• [設問]:
A – 課題文にある「このような並行変化は適応的であると考えられている。」という一文を英語に訳しなさい。
B – 課題文のうち、「Nature Genetics 38, 7」を含む語句で始まり「た予見可能であることを示す。」で終わる部分を、一字も変えずにもう一度書き出しなさい。

• [課題文]:
* * * *

Nature Genetics 38, 7 doi: 10.1038/ng1812

複数の進化系統において類似した形態的もしくは生理学的な変化が生じているのはごく一般的な事象である。このような並行変化は適応的であると考えられている。なぜなら、ある複雑な形質が何度も偶然によって作り出されることはめったにないからである。それにもかかわらず、適応的な並行アミノ酸置換が生じる可能性が議論されている。本論文では、タンパク質のアミノ酸配列のレベルにおける、適応的並行進化を確立するための4つの必要条件をあげ、これらの判断基準を用いてそれにあてはまる事例を示す。まず、膵臓リボヌクレアーゼをコードする遺伝子が、アジアヤセザルとアフリカヤセザルでは別々に重複されていたことを報告する。また、DNA配列の統計的分析、再構成された祖先タンパク質の機能分析、部位特異的突然変異誘発をおこなうことで、新規の遺伝子においてはダーウィン選択によって促進される並行アミノ酸置換によって消化能力が亢進されていたことを示す。これらの遺伝子はまた、ゆるい選択的制約の下では、別個に消化能力以外の機能を失っていた。このような結果は、全体的に見て偶然性はあるものの、自然選択の圧力下では、分子進化でさえ、ある程度は繰り返し起こり、また予見可能であることを示す。

* * * *

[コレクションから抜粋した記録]
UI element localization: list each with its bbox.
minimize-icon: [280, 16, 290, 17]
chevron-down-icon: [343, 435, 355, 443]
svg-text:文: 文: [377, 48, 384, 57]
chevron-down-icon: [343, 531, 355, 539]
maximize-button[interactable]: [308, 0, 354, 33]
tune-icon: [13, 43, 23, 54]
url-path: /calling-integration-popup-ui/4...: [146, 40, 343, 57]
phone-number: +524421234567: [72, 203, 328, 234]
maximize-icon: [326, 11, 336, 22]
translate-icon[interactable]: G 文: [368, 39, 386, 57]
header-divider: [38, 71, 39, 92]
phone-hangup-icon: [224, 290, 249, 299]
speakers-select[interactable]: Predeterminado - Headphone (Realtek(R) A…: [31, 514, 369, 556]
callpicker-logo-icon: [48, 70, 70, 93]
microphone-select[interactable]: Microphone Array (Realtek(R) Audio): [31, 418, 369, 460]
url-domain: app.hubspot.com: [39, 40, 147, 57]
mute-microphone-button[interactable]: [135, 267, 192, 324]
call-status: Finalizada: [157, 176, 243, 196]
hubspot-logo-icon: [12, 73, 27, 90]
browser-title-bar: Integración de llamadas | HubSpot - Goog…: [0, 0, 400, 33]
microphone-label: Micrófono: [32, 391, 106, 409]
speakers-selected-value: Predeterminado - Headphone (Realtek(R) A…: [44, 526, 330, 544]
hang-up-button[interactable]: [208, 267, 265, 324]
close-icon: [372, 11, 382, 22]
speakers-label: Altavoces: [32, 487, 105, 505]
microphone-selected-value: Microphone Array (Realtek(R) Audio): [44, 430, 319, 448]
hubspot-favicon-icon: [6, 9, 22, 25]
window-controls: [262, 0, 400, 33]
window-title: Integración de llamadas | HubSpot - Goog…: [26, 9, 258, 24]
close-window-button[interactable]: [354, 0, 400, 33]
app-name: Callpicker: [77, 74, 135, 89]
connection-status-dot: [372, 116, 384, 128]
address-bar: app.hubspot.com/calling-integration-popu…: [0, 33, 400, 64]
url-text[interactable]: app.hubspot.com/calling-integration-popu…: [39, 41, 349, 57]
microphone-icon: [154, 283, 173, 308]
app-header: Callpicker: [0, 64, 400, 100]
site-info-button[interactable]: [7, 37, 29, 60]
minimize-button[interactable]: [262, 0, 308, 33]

* * * *

• [解答一覧]:
A – Such parallel changes are thought to be adaptive.

B –
Nature Genetics 38, 7 doi: 10.1038/ng1812

複数の進化系統において類似した形態的もしくは生理学的な変化が生じているのはごく一般的な事象である。このような並行変化は適応的であると考えられている。なぜなら、ある複雑な形質が何度も偶然によって作り出されることはめったにないからである。それにもかかわらず、適応的な並行アミノ酸置換が生じる可能性が議論されている。本論文では、タンパク質のアミノ酸配列のレベルにおける、適応的並行進化を確立するための4つの必要条件をあげ、これらの判断基準を用いてそれにあてはまる事例を示す。まず、膵臓リボヌクレアーゼをコードする遺伝子が、アジアヤセザルとアフリカヤセザルでは別々に重複されていたことを報告する。また、DNA配列の統計的分析、再構成された祖先タンパク質の機能分析、部位特異的突然変異誘発をおこなうことで、新規の遺伝子においてはダーウィン選択によって促進される並行アミノ酸置換によって消化能力が亢進されていたことを示す。これらの遺伝子はまた、ゆるい選択的制約の下では、別個に消化能力以外の機能を失っていた。このような結果は、全体的に見て偶然性はあるものの、自然選択の圧力下では、分子進化でさえ、ある程度は繰り返し起こり、また予見可能であることを示す。